▶ WRITTEN INSTRUCTION:
For each line in the data below that holds "envelope", return a copy.

··· LISTED RECORDS

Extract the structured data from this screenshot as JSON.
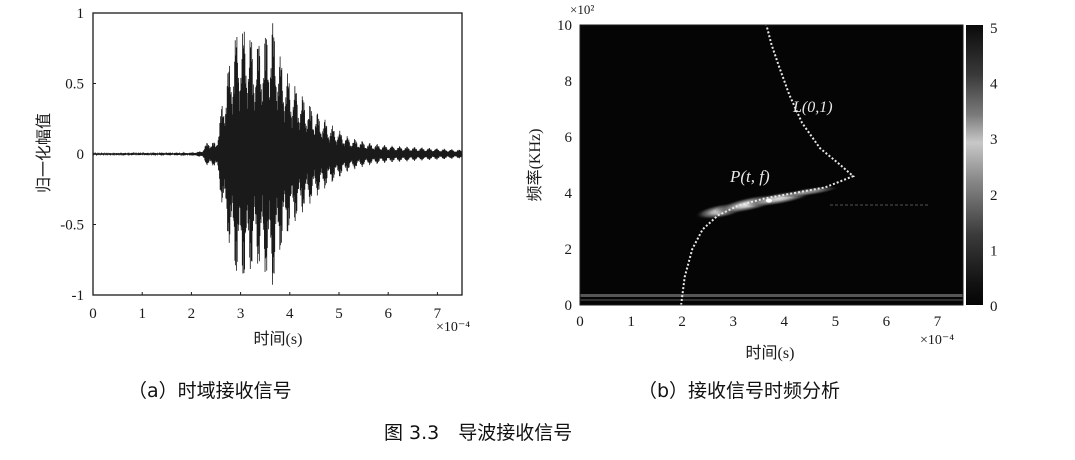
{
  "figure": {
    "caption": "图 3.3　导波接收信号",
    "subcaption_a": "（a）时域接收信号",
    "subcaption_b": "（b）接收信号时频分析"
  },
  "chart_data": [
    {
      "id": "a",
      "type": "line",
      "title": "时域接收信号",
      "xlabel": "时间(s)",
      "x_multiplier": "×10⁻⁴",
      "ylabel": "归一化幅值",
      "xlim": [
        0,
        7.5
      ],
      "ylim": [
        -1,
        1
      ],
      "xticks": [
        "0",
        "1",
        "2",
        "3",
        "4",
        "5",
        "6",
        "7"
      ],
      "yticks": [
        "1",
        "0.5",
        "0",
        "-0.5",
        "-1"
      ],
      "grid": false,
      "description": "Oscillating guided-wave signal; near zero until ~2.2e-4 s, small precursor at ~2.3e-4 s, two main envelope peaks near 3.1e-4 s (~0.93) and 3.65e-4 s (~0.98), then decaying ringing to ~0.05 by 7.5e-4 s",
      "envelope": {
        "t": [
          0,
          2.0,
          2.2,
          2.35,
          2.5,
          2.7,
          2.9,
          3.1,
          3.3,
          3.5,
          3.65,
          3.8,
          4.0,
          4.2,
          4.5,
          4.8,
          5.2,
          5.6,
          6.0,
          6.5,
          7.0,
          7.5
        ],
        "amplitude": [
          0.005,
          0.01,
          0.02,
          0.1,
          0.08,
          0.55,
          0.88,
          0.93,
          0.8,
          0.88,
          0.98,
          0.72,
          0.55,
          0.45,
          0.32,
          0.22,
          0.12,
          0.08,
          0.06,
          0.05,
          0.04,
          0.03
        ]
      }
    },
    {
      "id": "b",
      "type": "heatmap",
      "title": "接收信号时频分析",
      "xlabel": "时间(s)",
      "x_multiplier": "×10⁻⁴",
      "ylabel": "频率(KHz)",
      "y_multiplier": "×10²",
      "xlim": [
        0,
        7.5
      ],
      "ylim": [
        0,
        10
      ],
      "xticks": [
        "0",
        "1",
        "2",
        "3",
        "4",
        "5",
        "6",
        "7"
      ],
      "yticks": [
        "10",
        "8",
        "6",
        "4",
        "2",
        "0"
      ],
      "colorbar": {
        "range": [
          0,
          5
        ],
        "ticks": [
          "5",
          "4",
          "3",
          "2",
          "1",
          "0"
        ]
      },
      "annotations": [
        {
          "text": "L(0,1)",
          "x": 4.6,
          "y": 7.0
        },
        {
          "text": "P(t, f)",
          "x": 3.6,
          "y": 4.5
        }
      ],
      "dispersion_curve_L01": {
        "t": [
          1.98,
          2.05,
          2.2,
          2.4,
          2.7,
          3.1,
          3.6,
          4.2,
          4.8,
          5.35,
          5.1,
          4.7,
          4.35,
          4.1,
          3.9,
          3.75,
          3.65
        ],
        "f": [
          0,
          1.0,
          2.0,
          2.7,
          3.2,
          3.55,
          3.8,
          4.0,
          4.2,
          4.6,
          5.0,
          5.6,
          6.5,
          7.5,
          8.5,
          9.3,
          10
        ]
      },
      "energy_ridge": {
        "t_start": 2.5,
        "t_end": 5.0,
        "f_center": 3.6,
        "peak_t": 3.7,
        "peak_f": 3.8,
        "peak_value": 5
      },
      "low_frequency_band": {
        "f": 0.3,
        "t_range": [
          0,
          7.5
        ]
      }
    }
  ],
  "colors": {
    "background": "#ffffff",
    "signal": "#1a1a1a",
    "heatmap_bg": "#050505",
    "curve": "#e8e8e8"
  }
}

······
··· LISTED RECORDS

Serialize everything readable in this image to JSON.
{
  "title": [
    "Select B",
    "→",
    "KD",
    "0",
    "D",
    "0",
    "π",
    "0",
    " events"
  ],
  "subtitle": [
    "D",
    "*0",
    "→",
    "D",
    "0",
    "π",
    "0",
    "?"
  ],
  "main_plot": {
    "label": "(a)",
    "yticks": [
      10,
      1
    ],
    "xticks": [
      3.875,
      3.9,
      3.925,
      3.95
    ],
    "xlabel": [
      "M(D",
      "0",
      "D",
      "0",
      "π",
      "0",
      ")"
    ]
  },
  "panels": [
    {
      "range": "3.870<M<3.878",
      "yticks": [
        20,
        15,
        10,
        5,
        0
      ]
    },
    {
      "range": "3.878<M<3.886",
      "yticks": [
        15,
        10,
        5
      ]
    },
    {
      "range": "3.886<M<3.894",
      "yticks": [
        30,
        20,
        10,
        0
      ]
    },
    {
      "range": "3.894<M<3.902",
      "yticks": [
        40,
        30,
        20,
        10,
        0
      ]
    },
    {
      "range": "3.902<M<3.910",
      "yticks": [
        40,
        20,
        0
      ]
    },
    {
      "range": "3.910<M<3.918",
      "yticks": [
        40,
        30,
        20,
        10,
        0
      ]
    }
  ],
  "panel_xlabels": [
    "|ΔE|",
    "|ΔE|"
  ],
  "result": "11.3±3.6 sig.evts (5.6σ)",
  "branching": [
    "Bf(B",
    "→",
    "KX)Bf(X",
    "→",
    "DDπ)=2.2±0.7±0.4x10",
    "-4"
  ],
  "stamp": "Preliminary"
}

······

▶ EXERCISE RESULT:
      "description": "Oscillating guided-wave signal; near zero until ~2.2e-4 s, small precursor at ~2.3e-4 s, two main envelope peaks near 3.1e-4 s (~0.93) and 3.65e-4 s (~0.98), then decaying ringing to ~0.05 by 7.5e-4 s",
      "envelope": {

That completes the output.